REQUIRED TASK — The records below need retyping in full; give them again exactly.

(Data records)
▼

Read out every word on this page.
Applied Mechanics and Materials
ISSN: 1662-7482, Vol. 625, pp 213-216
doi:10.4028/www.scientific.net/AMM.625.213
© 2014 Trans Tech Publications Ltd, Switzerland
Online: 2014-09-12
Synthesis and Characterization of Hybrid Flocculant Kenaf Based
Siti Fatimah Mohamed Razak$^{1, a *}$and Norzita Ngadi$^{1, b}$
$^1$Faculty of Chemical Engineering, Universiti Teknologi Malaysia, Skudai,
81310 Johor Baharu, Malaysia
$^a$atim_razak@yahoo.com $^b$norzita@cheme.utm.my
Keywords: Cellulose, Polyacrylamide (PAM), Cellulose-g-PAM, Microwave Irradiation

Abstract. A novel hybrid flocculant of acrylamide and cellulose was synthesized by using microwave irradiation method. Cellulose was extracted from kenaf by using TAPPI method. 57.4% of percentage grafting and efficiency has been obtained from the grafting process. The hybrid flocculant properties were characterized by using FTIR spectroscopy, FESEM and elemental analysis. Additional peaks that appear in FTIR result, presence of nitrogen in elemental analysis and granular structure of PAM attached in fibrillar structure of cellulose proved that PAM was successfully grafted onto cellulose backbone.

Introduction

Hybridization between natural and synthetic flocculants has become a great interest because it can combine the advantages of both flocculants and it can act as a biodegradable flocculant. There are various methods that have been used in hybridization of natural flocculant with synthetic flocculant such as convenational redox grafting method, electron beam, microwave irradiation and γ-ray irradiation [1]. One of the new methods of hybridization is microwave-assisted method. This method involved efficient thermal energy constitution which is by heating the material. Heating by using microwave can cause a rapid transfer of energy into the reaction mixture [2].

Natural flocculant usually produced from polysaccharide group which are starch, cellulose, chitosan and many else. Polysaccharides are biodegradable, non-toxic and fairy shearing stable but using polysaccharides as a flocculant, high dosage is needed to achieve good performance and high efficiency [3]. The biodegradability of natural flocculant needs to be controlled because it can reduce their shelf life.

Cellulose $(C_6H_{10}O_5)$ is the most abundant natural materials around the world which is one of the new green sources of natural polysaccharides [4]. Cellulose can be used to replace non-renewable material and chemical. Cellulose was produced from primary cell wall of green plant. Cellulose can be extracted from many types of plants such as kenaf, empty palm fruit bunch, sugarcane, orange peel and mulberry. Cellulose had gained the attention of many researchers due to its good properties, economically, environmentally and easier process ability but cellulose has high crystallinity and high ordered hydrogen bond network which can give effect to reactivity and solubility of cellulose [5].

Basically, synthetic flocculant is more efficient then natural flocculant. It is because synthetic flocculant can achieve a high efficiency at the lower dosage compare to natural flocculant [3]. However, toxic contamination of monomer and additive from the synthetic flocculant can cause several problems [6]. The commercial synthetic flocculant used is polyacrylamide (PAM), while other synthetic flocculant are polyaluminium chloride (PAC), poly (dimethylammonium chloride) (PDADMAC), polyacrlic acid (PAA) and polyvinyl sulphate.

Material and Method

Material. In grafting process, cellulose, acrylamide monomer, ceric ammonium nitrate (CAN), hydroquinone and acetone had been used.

▲

ANSWER TO THE PROBLEM —
Read out every word on this page.
Applied Mechanics and Materials
ISSN: 1662-7482, Vol. 625, pp 213-216
doi:10.4028/www.scientific.net/AMM.625.213
© 2014 Trans Tech Publications Ltd, Switzerland
Online: 2014-09-12
Synthesis and Characterization of Hybrid Flocculant Kenaf Based
Siti Fatimah Mohamed Razak$^{1, a *}$and Norzita Ngadi$^{1, b}$
$^1$Faculty of Chemical Engineering, Universiti Teknologi Malaysia, Skudai,
81310 Johor Baharu, Malaysia
$^a$atim_razak@yahoo.com $^b$norzita@cheme.utm.my
Keywords: Cellulose, Polyacrylamide (PAM), Cellulose-g-PAM, Microwave Irradiation

Abstract. A novel hybrid flocculant of acrylamide and cellulose was synthesized by using microwave irradiation method. Cellulose was extracted from kenaf by using TAPPI method. 57.4% of percentage grafting and efficiency has been obtained from the grafting process. The hybrid flocculant properties were characterized by using FTIR spectroscopy, FESEM and elemental analysis. Additional peaks that appear in FTIR result, presence of nitrogen in elemental analysis and granular structure of PAM attached in fibrillar structure of cellulose proved that PAM was successfully grafted onto cellulose backbone.

Introduction

Hybridization between natural and synthetic flocculants has become a great interest because it can combine the advantages of both flocculants and it can act as a biodegradable flocculant. There are various methods that have been used in hybridization of natural flocculant with synthetic flocculant such as convenational redox grafting method, electron beam, microwave irradiation and γ-ray irradiation [1]. One of the new methods of hybridization is microwave-assisted method. This method involved efficient thermal energy constitution which is by heating the material. Heating by using microwave can cause a rapid transfer of energy into the reaction mixture [2].

Natural flocculant usually produced from polysaccharide group which are starch, cellulose, chitosan and many else. Polysaccharides are biodegradable, non-toxic and fairy shearing stable but using polysaccharides as a flocculant, high dosage is needed to achieve good performance and high efficiency [3]. The biodegradability of natural flocculant needs to be controlled because it can reduce their shelf life.

Cellulose $(C_6H_{10}O_5)$ is the most abundant natural materials around the world which is one of the new green sources of natural polysaccharides [4]. Cellulose can be used to replace non-renewable material and chemical. Cellulose was produced from primary cell wall of green plant. Cellulose can be extracted from many types of plants such as kenaf, empty palm fruit bunch, sugarcane, orange peel and mulberry. Cellulose had gained the attention of many researchers due to its good properties, economically, environmentally and easier process ability but cellulose has high crystallinity and high ordered hydrogen bond network which can give effect to reactivity and solubility of cellulose [5].

Basically, synthetic flocculant is more efficient then natural flocculant. It is because synthetic flocculant can achieve a high efficiency at the lower dosage compare to natural flocculant [3]. However, toxic contamination of monomer and additive from the synthetic flocculant can cause several problems [6]. The commercial synthetic flocculant used is polyacrylamide (PAM), while other synthetic flocculant are polyaluminium chloride (PAC), poly (dimethylammonium chloride) (PDADMAC), polyacrlic acid (PAA) and polyvinyl sulphate.

Material and Method

Material. In grafting process, cellulose, acrylamide monomer, ceric ammonium nitrate (CAN), hydroquinone and acetone had been used.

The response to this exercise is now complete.